» **Exercise**: All of the lines below are to be printed again exactly; images are excluded from the output.

(Data listing)
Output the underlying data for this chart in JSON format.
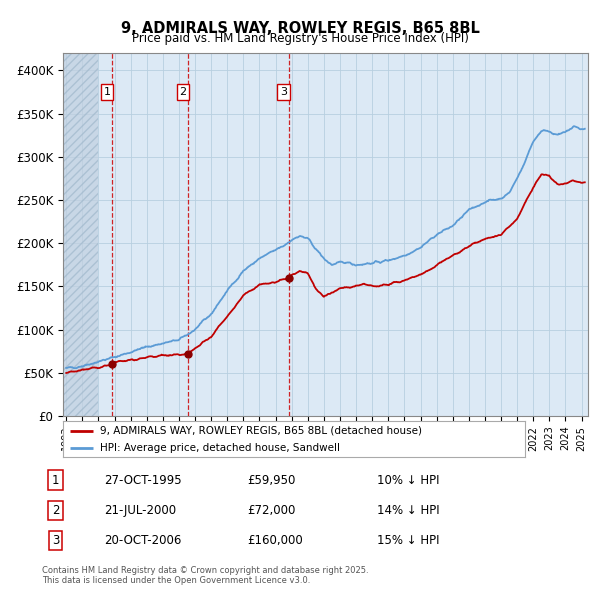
{
  "title_line1": "9, ADMIRALS WAY, ROWLEY REGIS, B65 8BL",
  "title_line2": "Price paid vs. HM Land Registry's House Price Index (HPI)",
  "ylim": [
    0,
    420000
  ],
  "yticks": [
    0,
    50000,
    100000,
    150000,
    200000,
    250000,
    300000,
    350000,
    400000
  ],
  "ytick_labels": [
    "£0",
    "£50K",
    "£100K",
    "£150K",
    "£200K",
    "£250K",
    "£300K",
    "£350K",
    "£400K"
  ],
  "sale_year_floats": [
    1995.831,
    2000.554,
    2006.804
  ],
  "sale_prices": [
    59950,
    72000,
    160000
  ],
  "sale_labels": [
    "1",
    "2",
    "3"
  ],
  "hpi_color": "#5b9bd5",
  "hpi_fill_color": "#d6e8f7",
  "price_color": "#c00000",
  "chart_bg_color": "#dce9f5",
  "grid_color": "#b8cfe0",
  "hatch_color": "#c0d0e0",
  "legend_entries": [
    "9, ADMIRALS WAY, ROWLEY REGIS, B65 8BL (detached house)",
    "HPI: Average price, detached house, Sandwell"
  ],
  "table_rows": [
    [
      "1",
      "27-OCT-1995",
      "£59,950",
      "10% ↓ HPI"
    ],
    [
      "2",
      "21-JUL-2000",
      "£72,000",
      "14% ↓ HPI"
    ],
    [
      "3",
      "20-OCT-2006",
      "£160,000",
      "15% ↓ HPI"
    ]
  ],
  "footnote": "Contains HM Land Registry data © Crown copyright and database right 2025.\nThis data is licensed under the Open Government Licence v3.0.",
  "hpi_key_years": [
    1993,
    1994,
    1995,
    1996,
    1997,
    1998,
    1999,
    2000,
    2001,
    2002,
    2003,
    2004,
    2005,
    2006,
    2006.5,
    2007.0,
    2007.5,
    2008,
    2009,
    2009.5,
    2010,
    2010.5,
    2011,
    2011.5,
    2012,
    2013,
    2014,
    2015,
    2016,
    2017,
    2018,
    2019,
    2020,
    2020.5,
    2021,
    2021.5,
    2022,
    2022.5,
    2023,
    2023.5,
    2024,
    2024.5,
    2025
  ],
  "hpi_key_vals": [
    55000,
    58000,
    63000,
    68000,
    74000,
    80000,
    84000,
    88000,
    100000,
    118000,
    145000,
    168000,
    182000,
    192000,
    197000,
    204000,
    208000,
    205000,
    182000,
    175000,
    177000,
    178000,
    175000,
    176000,
    177000,
    180000,
    186000,
    195000,
    210000,
    220000,
    238000,
    248000,
    252000,
    258000,
    275000,
    295000,
    318000,
    330000,
    330000,
    325000,
    328000,
    335000,
    332000
  ],
  "price_key_years": [
    1993,
    1995.0,
    1995.831,
    1996,
    1997,
    1998,
    1999,
    2000.0,
    2000.554,
    2001,
    2002,
    2003,
    2004,
    2005,
    2006.0,
    2006.804,
    2007.5,
    2008.0,
    2008.5,
    2009,
    2009.5,
    2010,
    2010.5,
    2011,
    2011.5,
    2012,
    2013,
    2014,
    2015,
    2016,
    2017,
    2018,
    2019,
    2020,
    2021,
    2022,
    2022.5,
    2023,
    2023.5,
    2024,
    2024.5,
    2025
  ],
  "price_key_vals": [
    50000,
    56000,
    59950,
    62000,
    65000,
    68000,
    70000,
    70000,
    72000,
    78000,
    92000,
    115000,
    140000,
    152000,
    155000,
    160000,
    168000,
    165000,
    148000,
    138000,
    143000,
    148000,
    148000,
    150000,
    152000,
    150000,
    152000,
    157000,
    163000,
    175000,
    185000,
    197000,
    205000,
    210000,
    228000,
    265000,
    280000,
    278000,
    268000,
    270000,
    272000,
    270000
  ]
}
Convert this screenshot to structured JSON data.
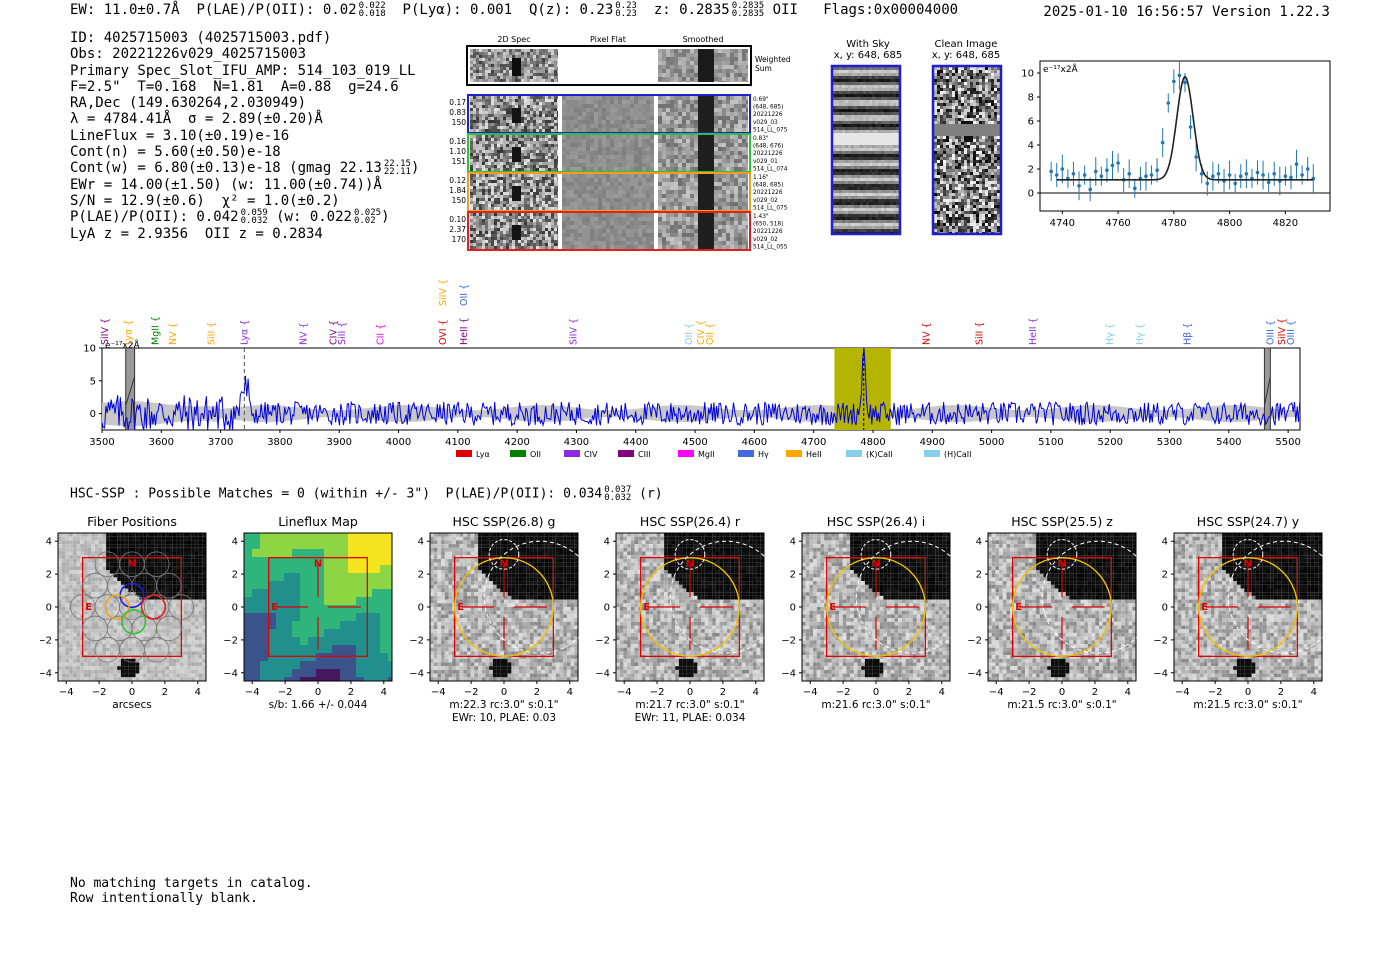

» **Solution for this task**:
Output the underlying data for this chart in JSON format.
{
  "title_line1": "9, ADMIRALS WAY, ROWLEY REGIS, B65 8BL",
  "title_line2": "Price paid vs. HM Land Registry's House Price Index (HPI)",
  "ylim": [
    0,
    420000
  ],
  "yticks": [
    0,
    50000,
    100000,
    150000,
    200000,
    250000,
    300000,
    350000,
    400000
  ],
  "ytick_labels": [
    "£0",
    "£50K",
    "£100K",
    "£150K",
    "£200K",
    "£250K",
    "£300K",
    "£350K",
    "£400K"
  ],
  "sale_year_floats": [
    1995.831,
    2000.554,
    2006.804
  ],
  "sale_prices": [
    59950,
    72000,
    160000
  ],
  "sale_labels": [
    "1",
    "2",
    "3"
  ],
  "hpi_color": "#5b9bd5",
  "hpi_fill_color": "#d6e8f7",
  "price_color": "#c00000",
  "chart_bg_color": "#dce9f5",
  "grid_color": "#b8cfe0",
  "hatch_color": "#c0d0e0",
  "legend_entries": [
    "9, ADMIRALS WAY, ROWLEY REGIS, B65 8BL (detached house)",
    "HPI: Average price, detached house, Sandwell"
  ],
  "table_rows": [
    [
      "1",
      "27-OCT-1995",
      "£59,950",
      "10% ↓ HPI"
    ],
    [
      "2",
      "21-JUL-2000",
      "£72,000",
      "14% ↓ HPI"
    ],
    [
      "3",
      "20-OCT-2006",
      "£160,000",
      "15% ↓ HPI"
    ]
  ],
  "footnote": "Contains HM Land Registry data © Crown copyright and database right 2025.\nThis data is licensed under the Open Government Licence v3.0.",
  "hpi_key_years": [
    1993,
    1994,
    1995,
    1996,
    1997,
    1998,
    1999,
    2000,
    2001,
    2002,
    2003,
    2004,
    2005,
    2006,
    2006.5,
    2007.0,
    2007.5,
    2008,
    2009,
    2009.5,
    2010,
    2010.5,
    2011,
    2011.5,
    2012,
    2013,
    2014,
    2015,
    2016,
    2017,
    2018,
    2019,
    2020,
    2020.5,
    2021,
    2021.5,
    2022,
    2022.5,
    2023,
    2023.5,
    2024,
    2024.5,
    2025
  ],
  "hpi_key_vals": [
    55000,
    58000,
    63000,
    68000,
    74000,
    80000,
    84000,
    88000,
    100000,
    118000,
    145000,
    168000,
    182000,
    192000,
    197000,
    204000,
    208000,
    205000,
    182000,
    175000,
    177000,
    178000,
    175000,
    176000,
    177000,
    180000,
    186000,
    195000,
    210000,
    220000,
    238000,
    248000,
    252000,
    258000,
    275000,
    295000,
    318000,
    330000,
    330000,
    325000,
    328000,
    335000,
    332000
  ],
  "price_key_years": [
    1993,
    1995.0,
    1995.831,
    1996,
    1997,
    1998,
    1999,
    2000.0,
    2000.554,
    2001,
    2002,
    2003,
    2004,
    2005,
    2006.0,
    2006.804,
    2007.5,
    2008.0,
    2008.5,
    2009,
    2009.5,
    2010,
    2010.5,
    2011,
    2011.5,
    2012,
    2013,
    2014,
    2015,
    2016,
    2017,
    2018,
    2019,
    2020,
    2021,
    2022,
    2022.5,
    2023,
    2023.5,
    2024,
    2024.5,
    2025
  ],
  "price_key_vals": [
    50000,
    56000,
    59950,
    62000,
    65000,
    68000,
    70000,
    70000,
    72000,
    78000,
    92000,
    115000,
    140000,
    152000,
    155000,
    160000,
    168000,
    165000,
    148000,
    138000,
    143000,
    148000,
    148000,
    150000,
    152000,
    150000,
    152000,
    157000,
    163000,
    175000,
    185000,
    197000,
    205000,
    210000,
    228000,
    265000,
    280000,
    278000,
    268000,
    270000,
    272000,
    270000
  ]
}
Convert this screenshot to structured JSON data.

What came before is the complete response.